**Records from a dataset:**
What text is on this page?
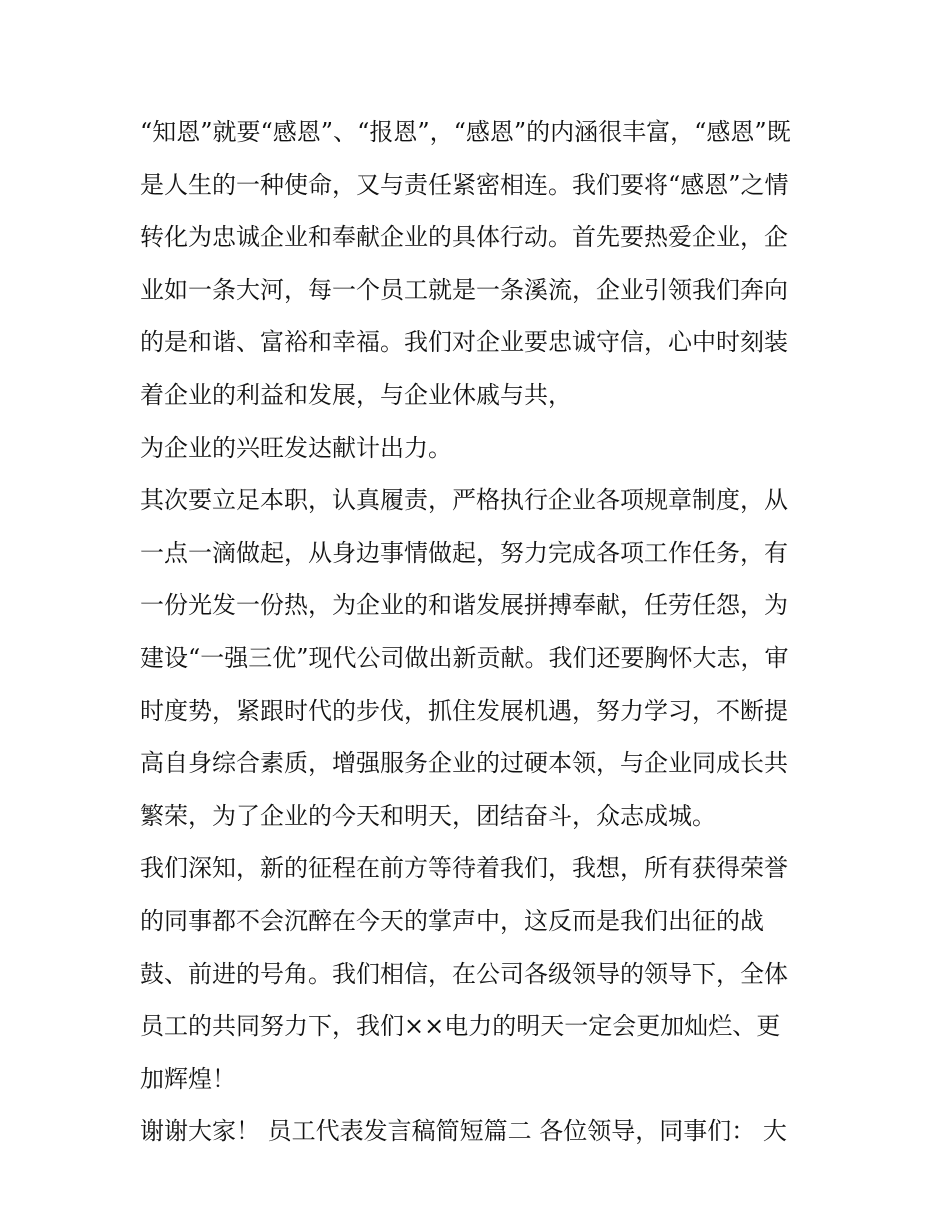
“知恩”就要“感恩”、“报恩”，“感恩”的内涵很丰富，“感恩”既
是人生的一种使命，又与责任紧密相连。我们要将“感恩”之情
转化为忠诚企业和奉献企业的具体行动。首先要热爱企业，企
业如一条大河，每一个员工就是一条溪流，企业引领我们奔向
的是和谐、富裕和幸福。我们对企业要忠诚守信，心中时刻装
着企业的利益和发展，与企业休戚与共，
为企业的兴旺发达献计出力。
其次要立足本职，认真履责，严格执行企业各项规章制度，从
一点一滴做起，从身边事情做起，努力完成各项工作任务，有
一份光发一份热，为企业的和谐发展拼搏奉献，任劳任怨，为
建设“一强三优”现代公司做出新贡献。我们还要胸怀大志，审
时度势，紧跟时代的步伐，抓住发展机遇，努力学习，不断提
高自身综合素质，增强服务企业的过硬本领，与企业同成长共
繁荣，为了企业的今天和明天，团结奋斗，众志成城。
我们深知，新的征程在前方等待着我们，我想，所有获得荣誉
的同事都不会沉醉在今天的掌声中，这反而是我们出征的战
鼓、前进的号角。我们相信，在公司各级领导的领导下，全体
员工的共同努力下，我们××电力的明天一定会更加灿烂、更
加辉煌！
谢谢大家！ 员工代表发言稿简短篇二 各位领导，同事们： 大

**The task:** Transcribe the records above exactly, leaving out every picture.

**Response:**
What text is on this page?
“知恩”就要“感恩”、“报恩”，“感恩”的内涵很丰富，“感恩”既
是人生的一种使命，又与责任紧密相连。我们要将“感恩”之情
转化为忠诚企业和奉献企业的具体行动。首先要热爱企业，企
业如一条大河，每一个员工就是一条溪流，企业引领我们奔向
的是和谐、富裕和幸福。我们对企业要忠诚守信，心中时刻装
着企业的利益和发展，与企业休戚与共，
为企业的兴旺发达献计出力。
其次要立足本职，认真履责，严格执行企业各项规章制度，从
一点一滴做起，从身边事情做起，努力完成各项工作任务，有
一份光发一份热，为企业的和谐发展拼搏奉献，任劳任怨，为
建设“一强三优”现代公司做出新贡献。我们还要胸怀大志，审
时度势，紧跟时代的步伐，抓住发展机遇，努力学习，不断提
高自身综合素质，增强服务企业的过硬本领，与企业同成长共
繁荣，为了企业的今天和明天，团结奋斗，众志成城。
我们深知，新的征程在前方等待着我们，我想，所有获得荣誉
的同事都不会沉醉在今天的掌声中，这反而是我们出征的战
鼓、前进的号角。我们相信，在公司各级领导的领导下，全体
员工的共同努力下，我们××电力的明天一定会更加灿烂、更
加辉煌！
谢谢大家！ 员工代表发言稿简短篇二 各位领导，同事们： 大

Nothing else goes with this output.